分析対象文
__________

小野薬品 

15年間諦めなかった小野薬品 がん消滅、新免疫薬
http://www.nikkei.com/article/DGXMZO78790300T21C14A0X11000/?dg=1



◆「オプジーボは革命的なクスリ」と高評価
「がん研究、治療を変える革命的なクスリだ」。
慶応義塾大学先端医科学研究所所長の河上裕教授は
9月から日本で発売が始まった小野薬の抗PD―1抗体「オプジーボ」OPDIVO
(一般名ニボルマブ)をそう評価する。


ニボルマブは難治性がんの1つ悪性黒色腫(メラノーマ)の治療薬として
小野薬とBMSが共同開発した新薬だ。
がんは体内の免疫に攻撃されないように免疫機能を抑制する特殊な能力を持つ。
ニボルマブはこの抑制能力を解除する仕組みで、
覚醒した免疫細胞によってがん細胞を攻撃させる。


世界的な革命技術として、米科学誌サイエンスの2013年の
「ブレークスルー・オブ・ザ・イヤー」のトップを飾った。
今や米メルク、スイスのロシュなど世界の製薬大手がこぞって
この仕組みを使った免疫薬の開発を加速させている。

__________

作業要件
1) 新免疫薬オプジーボに関する文章を、2文で要約してください。
2) 新免疫薬オプジーボに関する文章の続きを、最後の文の後から書いてください。

収集データ
__________

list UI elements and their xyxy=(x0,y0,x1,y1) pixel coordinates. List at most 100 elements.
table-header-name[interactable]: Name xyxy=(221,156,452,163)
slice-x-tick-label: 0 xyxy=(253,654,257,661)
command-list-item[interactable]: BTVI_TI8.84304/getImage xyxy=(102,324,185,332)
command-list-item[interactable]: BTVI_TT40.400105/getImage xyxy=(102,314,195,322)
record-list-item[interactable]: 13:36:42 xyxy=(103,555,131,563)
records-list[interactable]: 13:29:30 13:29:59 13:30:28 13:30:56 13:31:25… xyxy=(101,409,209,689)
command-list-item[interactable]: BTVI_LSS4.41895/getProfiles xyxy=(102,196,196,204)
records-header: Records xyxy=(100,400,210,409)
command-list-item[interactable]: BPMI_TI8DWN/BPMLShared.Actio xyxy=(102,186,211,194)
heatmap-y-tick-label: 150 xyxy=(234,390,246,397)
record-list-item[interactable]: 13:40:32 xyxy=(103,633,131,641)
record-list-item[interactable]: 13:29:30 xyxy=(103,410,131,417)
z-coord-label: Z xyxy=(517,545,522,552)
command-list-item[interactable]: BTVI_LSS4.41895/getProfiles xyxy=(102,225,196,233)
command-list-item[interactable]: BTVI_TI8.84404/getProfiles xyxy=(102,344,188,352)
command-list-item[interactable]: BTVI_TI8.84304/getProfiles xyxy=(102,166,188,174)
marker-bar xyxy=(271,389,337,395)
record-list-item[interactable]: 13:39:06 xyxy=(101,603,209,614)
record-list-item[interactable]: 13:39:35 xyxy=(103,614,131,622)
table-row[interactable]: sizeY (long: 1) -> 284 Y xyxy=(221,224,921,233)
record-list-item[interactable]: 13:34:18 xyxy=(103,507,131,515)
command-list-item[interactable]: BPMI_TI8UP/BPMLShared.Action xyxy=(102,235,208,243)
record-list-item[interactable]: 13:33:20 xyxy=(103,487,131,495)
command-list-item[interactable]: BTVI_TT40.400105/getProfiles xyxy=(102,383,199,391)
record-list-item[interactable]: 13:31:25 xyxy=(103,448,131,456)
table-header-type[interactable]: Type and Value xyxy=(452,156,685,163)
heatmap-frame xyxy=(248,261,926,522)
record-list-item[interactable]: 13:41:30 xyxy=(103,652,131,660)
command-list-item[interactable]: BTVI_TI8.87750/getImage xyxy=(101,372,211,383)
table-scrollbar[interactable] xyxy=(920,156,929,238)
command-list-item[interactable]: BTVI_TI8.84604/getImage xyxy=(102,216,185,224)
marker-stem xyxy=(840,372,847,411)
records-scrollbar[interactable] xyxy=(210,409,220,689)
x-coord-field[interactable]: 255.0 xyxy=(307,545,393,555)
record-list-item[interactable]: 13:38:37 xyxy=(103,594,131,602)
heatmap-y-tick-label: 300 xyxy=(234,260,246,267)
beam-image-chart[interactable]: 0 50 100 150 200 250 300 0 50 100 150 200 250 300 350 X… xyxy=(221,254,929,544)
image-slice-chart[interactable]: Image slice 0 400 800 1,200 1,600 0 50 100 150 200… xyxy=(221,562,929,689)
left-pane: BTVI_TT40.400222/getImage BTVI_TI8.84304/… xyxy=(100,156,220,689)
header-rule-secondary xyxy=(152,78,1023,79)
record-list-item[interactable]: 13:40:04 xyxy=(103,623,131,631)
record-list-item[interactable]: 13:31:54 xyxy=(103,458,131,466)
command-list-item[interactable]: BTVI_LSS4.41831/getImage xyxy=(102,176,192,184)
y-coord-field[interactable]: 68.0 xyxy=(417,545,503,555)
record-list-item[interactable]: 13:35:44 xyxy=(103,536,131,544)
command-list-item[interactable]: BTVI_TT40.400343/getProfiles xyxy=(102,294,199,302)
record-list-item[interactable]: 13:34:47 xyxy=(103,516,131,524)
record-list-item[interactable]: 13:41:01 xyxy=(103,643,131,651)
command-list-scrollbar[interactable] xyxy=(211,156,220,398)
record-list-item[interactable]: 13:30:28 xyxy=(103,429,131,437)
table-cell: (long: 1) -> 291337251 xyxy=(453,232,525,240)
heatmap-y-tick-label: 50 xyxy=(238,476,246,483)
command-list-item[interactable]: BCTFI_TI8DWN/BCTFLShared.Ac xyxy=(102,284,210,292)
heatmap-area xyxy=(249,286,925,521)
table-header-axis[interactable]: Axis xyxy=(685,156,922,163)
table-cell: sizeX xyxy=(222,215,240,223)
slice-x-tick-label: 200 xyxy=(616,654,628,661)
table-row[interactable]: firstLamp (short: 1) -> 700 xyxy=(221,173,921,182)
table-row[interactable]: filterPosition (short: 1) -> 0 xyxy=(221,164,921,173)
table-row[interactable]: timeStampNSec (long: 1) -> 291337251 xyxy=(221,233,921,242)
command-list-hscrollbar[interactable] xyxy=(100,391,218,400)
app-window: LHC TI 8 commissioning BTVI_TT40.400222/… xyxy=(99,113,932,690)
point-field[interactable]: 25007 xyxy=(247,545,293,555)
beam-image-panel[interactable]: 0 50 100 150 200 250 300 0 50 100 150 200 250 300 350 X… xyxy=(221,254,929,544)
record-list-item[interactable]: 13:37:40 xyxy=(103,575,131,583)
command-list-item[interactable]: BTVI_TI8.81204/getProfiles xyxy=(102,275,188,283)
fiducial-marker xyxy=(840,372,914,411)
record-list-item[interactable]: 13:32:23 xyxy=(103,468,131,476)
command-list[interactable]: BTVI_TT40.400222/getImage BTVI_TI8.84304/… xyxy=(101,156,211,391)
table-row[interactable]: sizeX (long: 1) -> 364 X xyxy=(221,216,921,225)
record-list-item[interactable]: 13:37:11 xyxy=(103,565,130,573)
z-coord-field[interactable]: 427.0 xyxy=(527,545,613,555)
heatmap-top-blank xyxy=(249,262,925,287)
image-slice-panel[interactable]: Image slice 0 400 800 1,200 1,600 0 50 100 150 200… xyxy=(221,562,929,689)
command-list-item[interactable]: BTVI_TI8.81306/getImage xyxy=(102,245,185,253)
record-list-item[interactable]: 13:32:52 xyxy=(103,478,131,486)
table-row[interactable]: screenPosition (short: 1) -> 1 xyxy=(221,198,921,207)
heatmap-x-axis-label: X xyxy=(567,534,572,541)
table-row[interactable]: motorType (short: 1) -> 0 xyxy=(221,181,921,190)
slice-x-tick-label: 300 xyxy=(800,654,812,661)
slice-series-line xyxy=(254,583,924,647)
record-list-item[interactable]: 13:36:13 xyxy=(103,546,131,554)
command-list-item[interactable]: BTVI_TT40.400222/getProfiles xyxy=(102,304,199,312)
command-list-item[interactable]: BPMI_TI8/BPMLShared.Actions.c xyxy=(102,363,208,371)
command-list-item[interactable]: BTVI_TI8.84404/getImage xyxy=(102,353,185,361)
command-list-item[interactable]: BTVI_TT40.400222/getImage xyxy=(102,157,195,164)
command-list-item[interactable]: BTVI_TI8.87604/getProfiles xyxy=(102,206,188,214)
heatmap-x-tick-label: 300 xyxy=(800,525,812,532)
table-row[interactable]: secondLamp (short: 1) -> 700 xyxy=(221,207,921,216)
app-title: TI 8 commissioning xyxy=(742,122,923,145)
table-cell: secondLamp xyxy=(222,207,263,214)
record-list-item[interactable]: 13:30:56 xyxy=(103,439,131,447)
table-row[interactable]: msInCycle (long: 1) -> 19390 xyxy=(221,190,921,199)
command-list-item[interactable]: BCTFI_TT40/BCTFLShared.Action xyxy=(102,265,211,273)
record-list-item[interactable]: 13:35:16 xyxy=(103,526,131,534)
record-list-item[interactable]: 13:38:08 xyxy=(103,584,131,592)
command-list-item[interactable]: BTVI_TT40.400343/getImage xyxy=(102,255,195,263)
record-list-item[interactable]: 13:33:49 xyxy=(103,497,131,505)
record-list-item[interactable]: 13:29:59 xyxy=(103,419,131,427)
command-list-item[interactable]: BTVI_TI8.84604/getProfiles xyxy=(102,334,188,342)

__________

各作業の解答
1) オプジーボ(一般名ニボルマブ)は、小野薬品とBMSが悪性黒色腫の治療薬として共同開発した新薬で、がんが持つ免疫機能の抑制能力を解除し、覚醒した免疫細胞にがん細胞を攻撃させる仕組みです。この仕組みは米科学誌サイエンスの2013年「ブレークスルー・オブ・ザ・イヤー」のトップを飾り、現在は米メルクやスイスのロシュなど世界の製薬大手がこれを使った免疫薬の開発を加速させています。

2)
悪性度が高いメラノーマは5年後の生存率は1割前後という極めて危険ながんだが、
米国、日本での臨床試験では
「増殖を抑えるだけでなく、がん細胞がほぼ消えてしまう患者も出た」(河上教授)。


米国での他の抗がん剤と比較する治験では既存の抗がん剤を取りやめ、
ニボルマブに切り替える勧告も出たほどだ。
肺がんや胃がん食道がんなど他のがん種に対する治験も進んでいる。


◆年間数百億円のロイヤルティー効果
足元の業績が低迷するなか、ニボルマブ効果で小野薬の市場評価は高まっている。
昨年10月時点で6000円前後だった株価は今年に入って急騰。
23日の終値は9340円とわずか1年足らずで3000円以上伸びた。
アナリストも「今後数年でロイヤルティーだけで年数百億円は堅い」と分析する。
小野薬の相良暁社長も「10年先を支える薬になるだろう」と自信をみせる。


ただメルク、ロシュなどが同じ仕組みの抗PD―1抗体の治験を拡大しており、
国際競争に巻き込まれる可能性も高い。
一方で他の製薬大手から小野薬がM&Aの標的となる懸念もある。
その意味で同社が置かれている環境は必ずしも楽観視できない。


がんの新たな治療法の扉を開けた小野薬。
日本発の免疫薬に世界の目が注がれている。